Supplied material:
# # # # # # #

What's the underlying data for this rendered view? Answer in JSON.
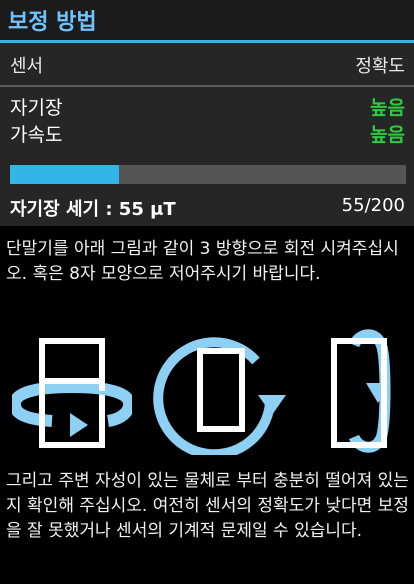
{
  "title": "보정 방법",
  "header": {
    "sensor": "센서",
    "accuracy": "정확도"
  },
  "rows": [
    {
      "label": "자기장",
      "value": "높음"
    },
    {
      "label": "가속도",
      "value": "높음"
    }
  ],
  "progress": {
    "current": 55,
    "max": 200,
    "fraction": 0.275
  },
  "field": {
    "label": "자기장 세기 : 55 μT",
    "value": "55/200"
  },
  "instructions": "단말기를 아래 그림과 같이 3 방향으로 회전 시켜주십시오. 혹은 8자 모양으로 저어주시기 바랍니다.",
  "notes": "그리고 주변 자성이 있는 물체로 부터 충분히 떨어져 있는지 확인해 주십시오. 여전히 센서의 정확도가 낮다면 보정을 잘 못했거나 센서의 기계적 문제일 수 있습니다.",
  "colors": {
    "accent": "#33b5e5",
    "good": "#2ecc40",
    "title": "#6fc3ff"
  },
  "icons": [
    "rotate-horizontal-icon",
    "rotate-planar-icon",
    "rotate-vertical-icon"
  ]
}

# # # # # # #

Prompt:
Leave out every picture and copy the rest of the records exactly.

Reply to the task:
What's the underlying data for this rendered view? Answer in JSON.
{
  "title": "보정 방법",
  "header": {
    "sensor": "센서",
    "accuracy": "정확도"
  },
  "rows": [
    {
      "label": "자기장",
      "value": "높음"
    },
    {
      "label": "가속도",
      "value": "높음"
    }
  ],
  "progress": {
    "current": 55,
    "max": 200,
    "fraction": 0.275
  },
  "field": {
    "label": "자기장 세기 : 55 μT",
    "value": "55/200"
  },
  "instructions": "단말기를 아래 그림과 같이 3 방향으로 회전 시켜주십시오. 혹은 8자 모양으로 저어주시기 바랍니다.",
  "notes": "그리고 주변 자성이 있는 물체로 부터 충분히 떨어져 있는지 확인해 주십시오. 여전히 센서의 정확도가 낮다면 보정을 잘 못했거나 센서의 기계적 문제일 수 있습니다.",
  "colors": {
    "accent": "#33b5e5",
    "good": "#2ecc40",
    "title": "#6fc3ff"
  },
  "icons": [
    "rotate-horizontal-icon",
    "rotate-planar-icon",
    "rotate-vertical-icon"
  ]
}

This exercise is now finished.